■ Job:
Your task is to copy the listing exactly. Drop any pictures from the copy.

--- START OF Stored rows ---

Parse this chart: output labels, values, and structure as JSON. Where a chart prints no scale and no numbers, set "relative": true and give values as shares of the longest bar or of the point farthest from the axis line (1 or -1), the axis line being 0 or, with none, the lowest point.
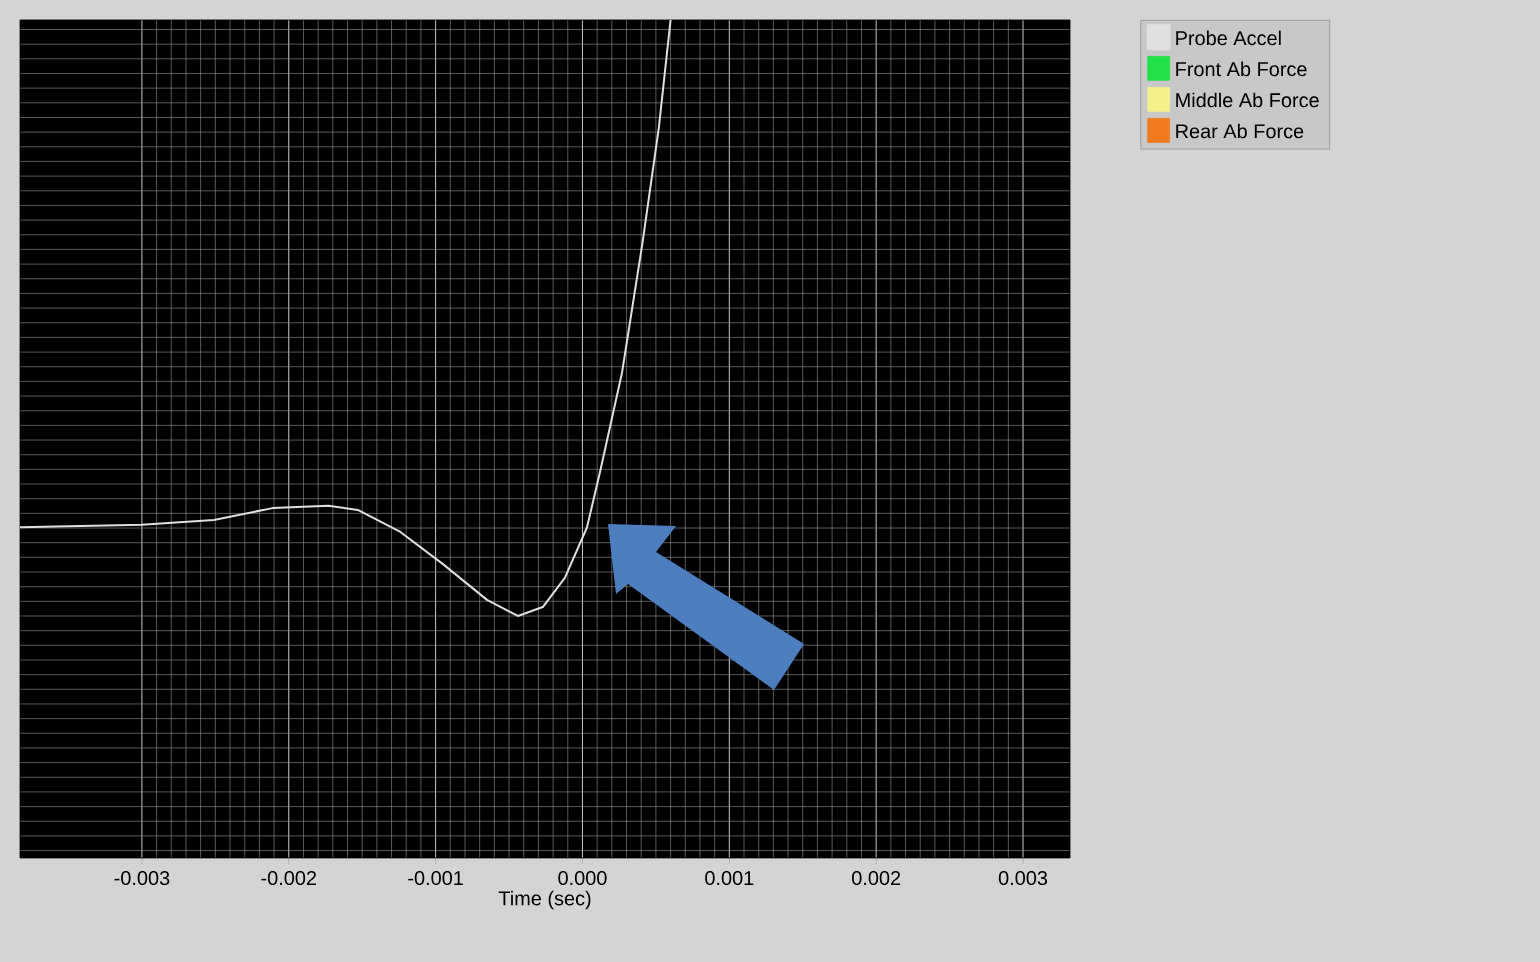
{
  "chart_data": {
    "type": "line",
    "xlabel": "Time (sec)",
    "relative": true,
    "xlim": [
      -0.00383,
      0.00332
    ],
    "xticks": [
      -0.003,
      -0.002,
      -0.001,
      {
        "value": 0,
        "label": "0.000"
      },
      0.001,
      0.002,
      0.003
    ],
    "grid": true,
    "legend": "top right",
    "marker": "none",
    "line_style": "solid",
    "series": [
      {
        "name": "Probe Accel",
        "color": "#e0e0e0",
        "x": [
          -0.00383,
          -0.003,
          -0.00251,
          -0.00211,
          -0.00173,
          -0.00153,
          -0.00124,
          -0.00095,
          -0.00065,
          -0.00044,
          -0.00027,
          -0.00012,
          3e-05,
          0.00012,
          0.00027,
          0.00041,
          0.00052,
          0.0006
        ],
        "values": [
          0.149,
          0.153,
          0.161,
          0.181,
          0.185,
          0.178,
          0.141,
          0.087,
          0.027,
          0,
          0.015,
          0.064,
          0.148,
          0.242,
          0.409,
          0.628,
          0.819,
          1
        ]
      },
      {
        "name": "Front Ab Force",
        "color": "#22e04a"
      },
      {
        "name": "Middle Ab Force",
        "color": "#f5f08a"
      },
      {
        "name": "Rear Ab Force",
        "color": "#f07a1e"
      }
    ]
  }
}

--- END OF Stored rows ---

■ Output of the exercise:
Parse this chart: output labels, values, and structure as JSON. Where a chart prints no scale and no numbers, set "relative": true and give values as shares of the longest bar or of the point farthest from the axis line (1 or -1), the axis line being 0 or, with none, the lowest point.
{
  "chart_data": {
    "type": "line",
    "xlabel": "Time (sec)",
    "relative": true,
    "xlim": [
      -0.00383,
      0.00332
    ],
    "xticks": [
      -0.003,
      -0.002,
      -0.001,
      {
        "value": 0,
        "label": "0.000"
      },
      0.001,
      0.002,
      0.003
    ],
    "grid": true,
    "legend": "top right",
    "marker": "none",
    "line_style": "solid",
    "series": [
      {
        "name": "Probe Accel",
        "color": "#e0e0e0",
        "x": [
          -0.00383,
          -0.003,
          -0.00251,
          -0.00211,
          -0.00173,
          -0.00153,
          -0.00124,
          -0.00095,
          -0.00065,
          -0.00044,
          -0.00027,
          -0.00012,
          3e-05,
          0.00012,
          0.00027,
          0.00041,
          0.00052,
          0.0006
        ],
        "values": [
          0.149,
          0.153,
          0.161,
          0.181,
          0.185,
          0.178,
          0.141,
          0.087,
          0.027,
          0,
          0.015,
          0.064,
          0.148,
          0.242,
          0.409,
          0.628,
          0.819,
          1
        ]
      },
      {
        "name": "Front Ab Force",
        "color": "#22e04a"
      },
      {
        "name": "Middle Ab Force",
        "color": "#f5f08a"
      },
      {
        "name": "Rear Ab Force",
        "color": "#f07a1e"
      }
    ]
  }
}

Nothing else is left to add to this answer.